• EXERCISE DATA:

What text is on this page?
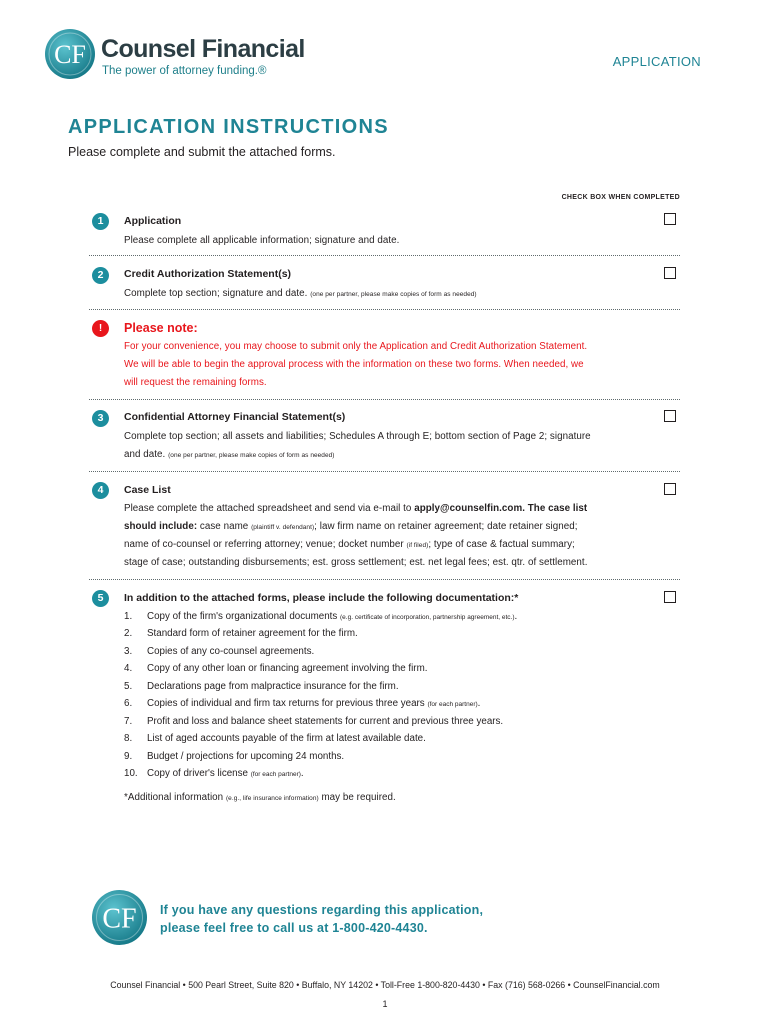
CF Counsel Financial
The power of attorney funding.®
APPLICATION
APPLICATION INSTRUCTIONS
Please complete and submit the attached forms.
CHECK BOX WHEN COMPLETED
1	Application
Please complete all applicable information; signature and date.
2	Credit Authorization Statement(s)
Complete top section; signature and date. (one per partner, please make copies of form as needed)
!	Please note:
For your convenience, you may choose to submit only the Application and Credit Authorization Statement.
We will be able to begin the approval process with the information on these two forms. When needed, we
will request the remaining forms.
3	Confidential Attorney Financial Statement(s)
Complete top section; all assets and liabilities; Schedules A through E; bottom section of Page 2; signature
and date. (one per partner, please make copies of form as needed)
4	Case List
Please complete the attached spreadsheet and send via e-mail to apply@counselfin.com. The case list
should include: case name (plaintiff v. defendant); law firm name on retainer agreement; date retainer signed;
name of co-counsel or referring attorney; venue; docket number (if filed); type of case & factual summary;
stage of case; outstanding disbursements; est. gross settlement; est. net legal fees; est. qtr. of settlement.
5	In addition to the attached forms, please include the following documentation:*
1. Copy of the firm's organizational documents (e.g. certificate of incorporation, partnership agreement, etc.).
2. Standard form of retainer agreement for the firm.
3. Copies of any co-counsel agreements.
4. Copy of any other loan or financing agreement involving the firm.
5. Declarations page from malpractice insurance for the firm.
6. Copies of individual and firm tax returns for previous three years (for each partner).
7. Profit and loss and balance sheet statements for current and previous three years.
8. List of aged accounts payable of the firm at latest available date.
9. Budget / projections for upcoming 24 months.
10. Copy of driver's license (for each partner).
*Additional information (e.g., life insurance information) may be required.
CF If you have any questions regarding this application,
please feel free to call us at 1-800-420-4430.
Counsel Financial • 500 Pearl Street, Suite 820 • Buffalo, NY 14202 • Toll-Free 1-800-820-4430 • Fax (716) 568-0266 • CounselFinancial.com
1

• PROBLEM REQUIREMENTS:
In the records above, find the lines containing "attached" and copy them.

• SOLUTION FOR THIS TASK:
Please complete and submit the attached forms.
Please complete the attached spreadsheet and send via e-mail to apply@counselfin.com. The case list
5	In addition to the attached forms, please include the following documentation:*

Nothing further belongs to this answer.